§ REQUEST
Skip the pictures and extract all of the lines exactly as written.

§ RECORD EXCERPTS

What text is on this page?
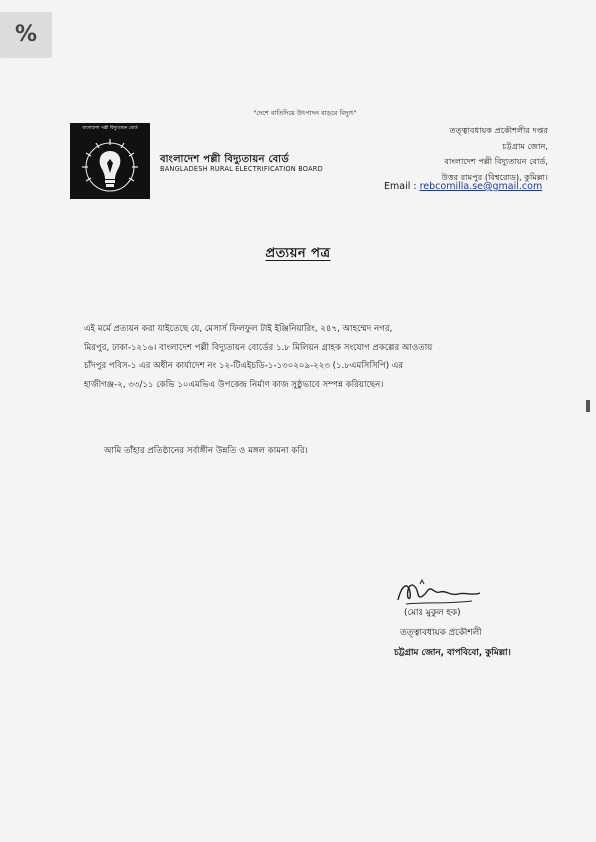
%
"দেশে বাতিদিয়ে উৎপাদন বাড়বে বিদ্যুৎ"
বাংলাদেশ পল্লী বিদ্যুতায়ন বোর্ড
বাংলাদেশ পল্লী বিদ্যুতায়ন বোর্ড
BANGLADESH RURAL ELECTRIFICATION BOARD
তত্ত্বাবধায়ক প্রকৌশলীর দপ্তর
চট্টগ্রাম জোন,
বাংলাদেশ পল্লী বিদ্যুতায়ন বোর্ড,
উত্তর রামপুর (বিশ্বরোড), কুমিল্লা।
Email : rebcomilla.se@gmail.com
প্রত্যয়ন পত্র
এই মর্মে প্রত্যয়ন করা যাইতেছে যে, মেসার্স ফিলফুল টাই ইঞ্জিনিয়ারিং, ২৪৭, আহম্মেদ নগর,
মিরপুর, ঢাকা-১২১৬। বাংলাদেশ পল্লী বিদ্যুতায়ন বোর্ডের ১.৮ মিলিয়ন গ্রাহক সংযোগ প্রকল্পের আওতায়
চাঁদপুর পবিস-১ এর অধীন কার্যাদেশ নং ১২-টিএইচডি-১-১৩০২০৯-২২৩ (১.৮এমসিসিপি) এর
হাজীগঞ্জ-২, ৩৩/১১ কেভি ১০এমভিএ উপকেন্দ্র নির্মাণ কাজ সুষ্ঠুভাবে সম্পন্ন করিয়াছেন।
আমি তাঁহার প্রতিষ্ঠানের সর্বাঙ্গীন উন্নতি ও মঙ্গল কামনা করি।
(মোঃ মুকুল হক)
তত্ত্বাবধায়ক প্রকৌশলী
চট্টগ্রাম জোন, বাপবিবো, কুমিল্লা।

§ FULL SOLUTION
What text is on this page?
%
"দেশে বাতিদিয়ে উৎপাদন বাড়বে বিদ্যুৎ"
বাংলাদেশ পল্লী বিদ্যুতায়ন বোর্ড
বাংলাদেশ পল্লী বিদ্যুতায়ন বোর্ড
BANGLADESH RURAL ELECTRIFICATION BOARD
তত্ত্বাবধায়ক প্রকৌশলীর দপ্তর
চট্টগ্রাম জোন,
বাংলাদেশ পল্লী বিদ্যুতায়ন বোর্ড,
উত্তর রামপুর (বিশ্বরোড), কুমিল্লা।
Email : rebcomilla.se@gmail.com
প্রত্যয়ন পত্র
এই মর্মে প্রত্যয়ন করা যাইতেছে যে, মেসার্স ফিলফুল টাই ইঞ্জিনিয়ারিং, ২৪৭, আহম্মেদ নগর,
মিরপুর, ঢাকা-১২১৬। বাংলাদেশ পল্লী বিদ্যুতায়ন বোর্ডের ১.৮ মিলিয়ন গ্রাহক সংযোগ প্রকল্পের আওতায়
চাঁদপুর পবিস-১ এর অধীন কার্যাদেশ নং ১২-টিএইচডি-১-১৩০২০৯-২২৩ (১.৮এমসিসিপি) এর
হাজীগঞ্জ-২, ৩৩/১১ কেভি ১০এমভিএ উপকেন্দ্র নির্মাণ কাজ সুষ্ঠুভাবে সম্পন্ন করিয়াছেন।
আমি তাঁহার প্রতিষ্ঠানের সর্বাঙ্গীন উন্নতি ও মঙ্গল কামনা করি।
(মোঃ মুকুল হক)
তত্ত্বাবধায়ক প্রকৌশলী
চট্টগ্রাম জোন, বাপবিবো, কুমিল্লা।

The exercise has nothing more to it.